(Dataset items)
========
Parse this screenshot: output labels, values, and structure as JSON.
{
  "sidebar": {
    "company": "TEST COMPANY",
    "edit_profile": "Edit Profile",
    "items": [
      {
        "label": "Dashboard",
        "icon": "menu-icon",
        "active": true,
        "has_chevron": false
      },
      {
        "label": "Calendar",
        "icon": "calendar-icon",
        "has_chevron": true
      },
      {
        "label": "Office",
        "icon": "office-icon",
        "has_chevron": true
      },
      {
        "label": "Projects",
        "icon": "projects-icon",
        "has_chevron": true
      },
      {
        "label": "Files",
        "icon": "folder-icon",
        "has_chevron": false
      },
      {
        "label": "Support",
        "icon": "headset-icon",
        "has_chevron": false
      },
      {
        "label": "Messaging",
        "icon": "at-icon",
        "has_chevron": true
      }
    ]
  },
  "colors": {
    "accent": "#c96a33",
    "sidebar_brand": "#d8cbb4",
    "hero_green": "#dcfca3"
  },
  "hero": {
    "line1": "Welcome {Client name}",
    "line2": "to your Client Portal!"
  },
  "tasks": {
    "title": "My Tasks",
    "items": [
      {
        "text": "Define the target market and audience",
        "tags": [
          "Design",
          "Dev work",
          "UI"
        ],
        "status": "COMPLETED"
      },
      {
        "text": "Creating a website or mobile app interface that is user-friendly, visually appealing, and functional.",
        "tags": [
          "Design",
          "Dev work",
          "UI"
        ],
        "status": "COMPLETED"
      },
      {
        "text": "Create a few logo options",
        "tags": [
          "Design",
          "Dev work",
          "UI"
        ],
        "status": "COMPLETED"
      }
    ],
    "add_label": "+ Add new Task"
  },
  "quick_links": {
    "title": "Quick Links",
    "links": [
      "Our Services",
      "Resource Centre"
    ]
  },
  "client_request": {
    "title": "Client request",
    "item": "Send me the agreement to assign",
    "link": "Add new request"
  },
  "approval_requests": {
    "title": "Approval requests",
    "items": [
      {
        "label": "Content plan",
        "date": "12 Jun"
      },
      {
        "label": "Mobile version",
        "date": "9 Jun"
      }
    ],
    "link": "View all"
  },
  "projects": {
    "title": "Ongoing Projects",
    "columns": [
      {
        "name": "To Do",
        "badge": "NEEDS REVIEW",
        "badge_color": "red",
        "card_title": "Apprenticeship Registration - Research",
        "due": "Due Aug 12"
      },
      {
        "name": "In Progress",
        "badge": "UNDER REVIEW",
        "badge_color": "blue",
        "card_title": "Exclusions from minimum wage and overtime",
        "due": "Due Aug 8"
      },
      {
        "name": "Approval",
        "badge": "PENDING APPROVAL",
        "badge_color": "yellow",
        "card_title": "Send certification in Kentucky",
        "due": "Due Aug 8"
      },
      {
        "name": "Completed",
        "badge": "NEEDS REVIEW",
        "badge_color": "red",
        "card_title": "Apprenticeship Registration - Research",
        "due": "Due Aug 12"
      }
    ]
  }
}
========
[Written task]: Above are some records. Print them all exactly.

[The output]:
Parse this screenshot: output labels, values, and structure as JSON.
{
  "sidebar": {
    "company": "TEST COMPANY",
    "edit_profile": "Edit Profile",
    "items": [
      {
        "label": "Dashboard",
        "icon": "menu-icon",
        "active": true,
        "has_chevron": false
      },
      {
        "label": "Calendar",
        "icon": "calendar-icon",
        "has_chevron": true
      },
      {
        "label": "Office",
        "icon": "office-icon",
        "has_chevron": true
      },
      {
        "label": "Projects",
        "icon": "projects-icon",
        "has_chevron": true
      },
      {
        "label": "Files",
        "icon": "folder-icon",
        "has_chevron": false
      },
      {
        "label": "Support",
        "icon": "headset-icon",
        "has_chevron": false
      },
      {
        "label": "Messaging",
        "icon": "at-icon",
        "has_chevron": true
      }
    ]
  },
  "colors": {
    "accent": "#c96a33",
    "sidebar_brand": "#d8cbb4",
    "hero_green": "#dcfca3"
  },
  "hero": {
    "line1": "Welcome {Client name}",
    "line2": "to your Client Portal!"
  },
  "tasks": {
    "title": "My Tasks",
    "items": [
      {
        "text": "Define the target market and audience",
        "tags": [
          "Design",
          "Dev work",
          "UI"
        ],
        "status": "COMPLETED"
      },
      {
        "text": "Creating a website or mobile app interface that is user-friendly, visually appealing, and functional.",
        "tags": [
          "Design",
          "Dev work",
          "UI"
        ],
        "status": "COMPLETED"
      },
      {
        "text": "Create a few logo options",
        "tags": [
          "Design",
          "Dev work",
          "UI"
        ],
        "status": "COMPLETED"
      }
    ],
    "add_label": "+ Add new Task"
  },
  "quick_links": {
    "title": "Quick Links",
    "links": [
      "Our Services",
      "Resource Centre"
    ]
  },
  "client_request": {
    "title": "Client request",
    "item": "Send me the agreement to assign",
    "link": "Add new request"
  },
  "approval_requests": {
    "title": "Approval requests",
    "items": [
      {
        "label": "Content plan",
        "date": "12 Jun"
      },
      {
        "label": "Mobile version",
        "date": "9 Jun"
      }
    ],
    "link": "View all"
  },
  "projects": {
    "title": "Ongoing Projects",
    "columns": [
      {
        "name": "To Do",
        "badge": "NEEDS REVIEW",
        "badge_color": "red",
        "card_title": "Apprenticeship Registration - Research",
        "due": "Due Aug 12"
      },
      {
        "name": "In Progress",
        "badge": "UNDER REVIEW",
        "badge_color": "blue",
        "card_title": "Exclusions from minimum wage and overtime",
        "due": "Due Aug 8"
      },
      {
        "name": "Approval",
        "badge": "PENDING APPROVAL",
        "badge_color": "yellow",
        "card_title": "Send certification in Kentucky",
        "due": "Due Aug 8"
      },
      {
        "name": "Completed",
        "badge": "NEEDS REVIEW",
        "badge_color": "red",
        "card_title": "Apprenticeship Registration - Research",
        "due": "Due Aug 12"
      }
    ]
  }
}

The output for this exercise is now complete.